→ **EXERCISE REQUIREMENTS**: Copy all entries without alteration and skip the pictures they hold.

→ **EXTRACTED RECORDS**:
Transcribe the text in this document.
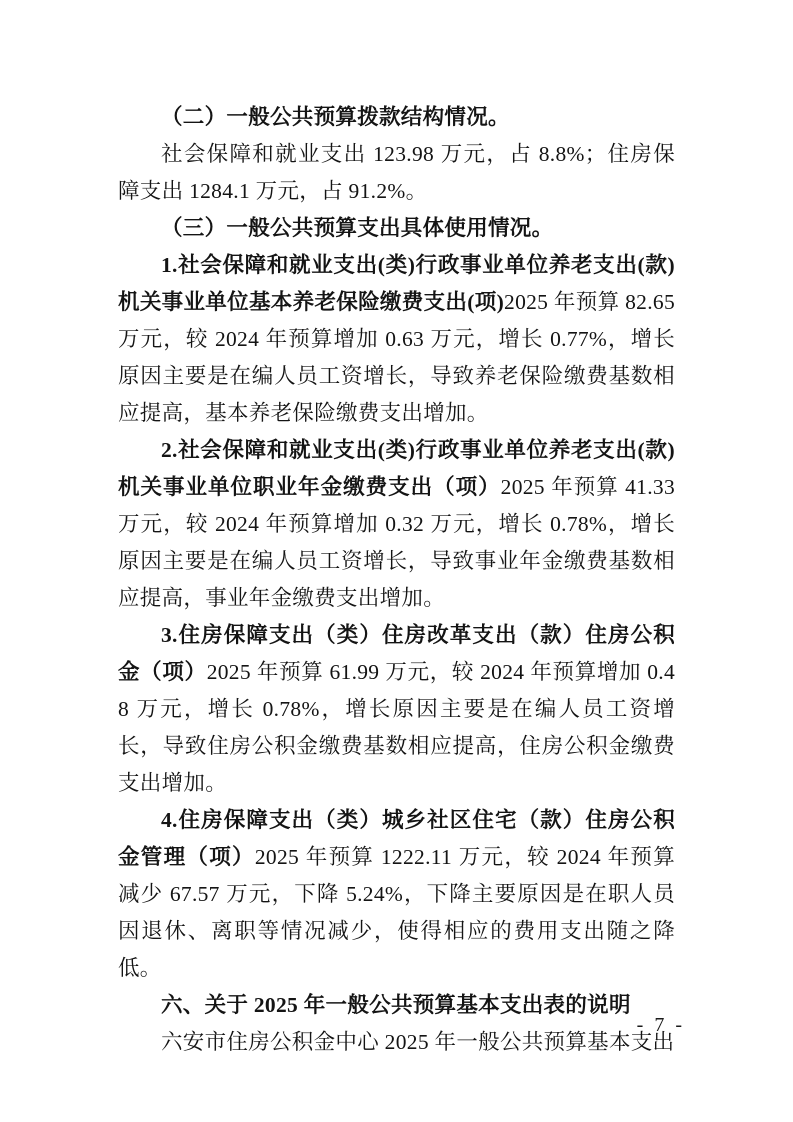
（二）一般公共预算拨款结构情况。

社会保障和就业支出 123.98 万元，占 8.8%；住房保障支出 1284.1 万元，占 91.2%。

（三）一般公共预算支出具体使用情况。

1.社会保障和就业支出(类)行政事业单位养老支出(款)机关事业单位基本养老保险缴费支出(项)2025 年预算 82.65 万元，较 2024 年预算增加 0.63 万元，增长 0.77%，增长原因主要是在编人员工资增长，导致养老保险缴费基数相应提高，基本养老保险缴费支出增加。

2.社会保障和就业支出(类)行政事业单位养老支出(款)机关事业单位职业年金缴费支出（项）2025 年预算 41.33 万元，较 2024 年预算增加 0.32 万元，增长 0.78%，增长原因主要是在编人员工资增长，导致事业年金缴费基数相应提高，事业年金缴费支出增加。

3.住房保障支出（类）住房改革支出（款）住房公积金（项）2025 年预算 61.99 万元，较 2024 年预算增加 0.48 万元，增长 0.78%，增长原因主要是在编人员工资增长，导致住房公积金缴费基数相应提高，住房公积金缴费支出增加。

4.住房保障支出（类）城乡社区住宅（款）住房公积金管理（项）2025 年预算 1222.11 万元，较 2024 年预算减少 67.57 万元，下降 5.24%，下降主要原因是在职人员因退休、离职等情况减少，使得相应的费用支出随之降低。

六、关于 2025 年一般公共预算基本支出表的说明

六安市住房公积金中心 2025 年一般公共预算基本支出

- 7 -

→ **THE COMPLETED TASK**:
Transcribe the text in this document.
（二）一般公共预算拨款结构情况。

社会保障和就业支出 123.98 万元，占 8.8%；住房保障支出 1284.1 万元，占 91.2%。

（三）一般公共预算支出具体使用情况。

1.社会保障和就业支出(类)行政事业单位养老支出(款)机关事业单位基本养老保险缴费支出(项)2025 年预算 82.65 万元，较 2024 年预算增加 0.63 万元，增长 0.77%，增长原因主要是在编人员工资增长，导致养老保险缴费基数相应提高，基本养老保险缴费支出增加。

2.社会保障和就业支出(类)行政事业单位养老支出(款)机关事业单位职业年金缴费支出（项）2025 年预算 41.33 万元，较 2024 年预算增加 0.32 万元，增长 0.78%，增长原因主要是在编人员工资增长，导致事业年金缴费基数相应提高，事业年金缴费支出增加。

3.住房保障支出（类）住房改革支出（款）住房公积金（项）2025 年预算 61.99 万元，较 2024 年预算增加 0.48 万元，增长 0.78%，增长原因主要是在编人员工资增长，导致住房公积金缴费基数相应提高，住房公积金缴费支出增加。

4.住房保障支出（类）城乡社区住宅（款）住房公积金管理（项）2025 年预算 1222.11 万元，较 2024 年预算减少 67.57 万元，下降 5.24%，下降主要原因是在职人员因退休、离职等情况减少，使得相应的费用支出随之降低。

六、关于 2025 年一般公共预算基本支出表的说明

六安市住房公积金中心 2025 年一般公共预算基本支出

- 7 -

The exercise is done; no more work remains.